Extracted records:
·····
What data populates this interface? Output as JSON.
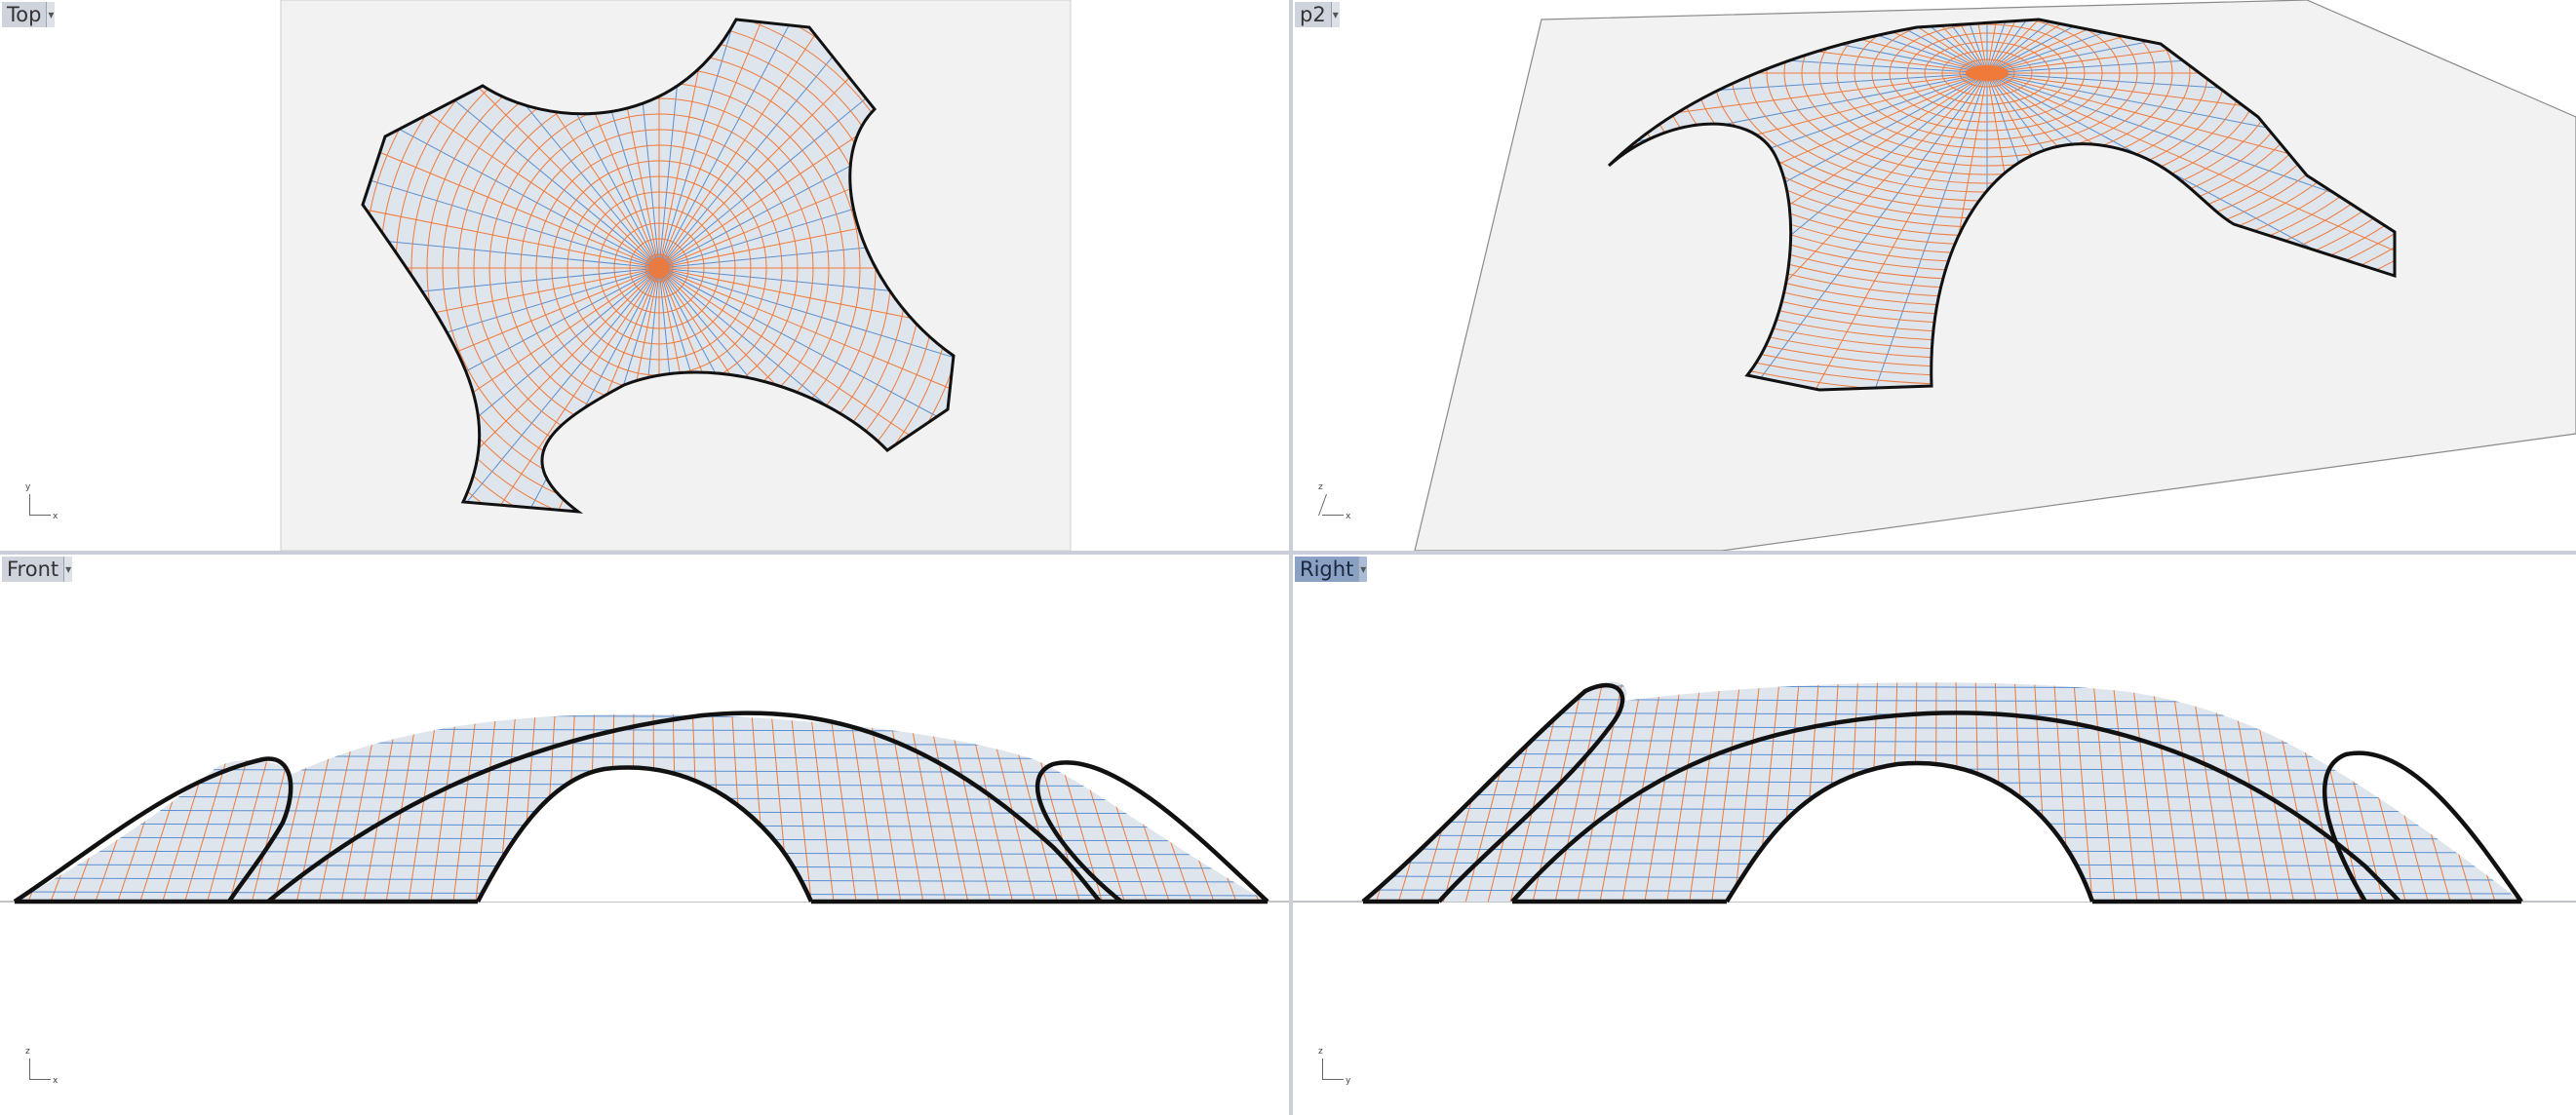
{
  "viewports": {
    "top": {
      "label": "Top",
      "axis_v": "y",
      "axis_h": "x",
      "active": false
    },
    "p2": {
      "label": "p2",
      "axis_v": "z",
      "axis_h": "x",
      "active": false
    },
    "front": {
      "label": "Front",
      "axis_v": "z",
      "axis_h": "x",
      "active": false
    },
    "right": {
      "label": "Right",
      "axis_v": "z",
      "axis_h": "y",
      "active": true
    }
  },
  "dropdown_glyph": "▾",
  "colors": {
    "surface_fill": "#dfe5ec",
    "isocurve_orange": "#f07a3a",
    "isocurve_blue": "#5a8fd0",
    "edge": "#111111",
    "cplane": "#f2f2f2",
    "active_label": "#8aa1c4"
  },
  "icons": {
    "dropdown": "chevron-down-icon",
    "axes": "axes-icon"
  }
}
·····
Quote the full listing above word for word; exclude every picture from the copy.

What data populates this interface? Output as JSON.
{
  "viewports": {
    "top": {
      "label": "Top",
      "axis_v": "y",
      "axis_h": "x",
      "active": false
    },
    "p2": {
      "label": "p2",
      "axis_v": "z",
      "axis_h": "x",
      "active": false
    },
    "front": {
      "label": "Front",
      "axis_v": "z",
      "axis_h": "x",
      "active": false
    },
    "right": {
      "label": "Right",
      "axis_v": "z",
      "axis_h": "y",
      "active": true
    }
  },
  "dropdown_glyph": "▾",
  "colors": {
    "surface_fill": "#dfe5ec",
    "isocurve_orange": "#f07a3a",
    "isocurve_blue": "#5a8fd0",
    "edge": "#111111",
    "cplane": "#f2f2f2",
    "active_label": "#8aa1c4"
  },
  "icons": {
    "dropdown": "chevron-down-icon",
    "axes": "axes-icon"
  }
}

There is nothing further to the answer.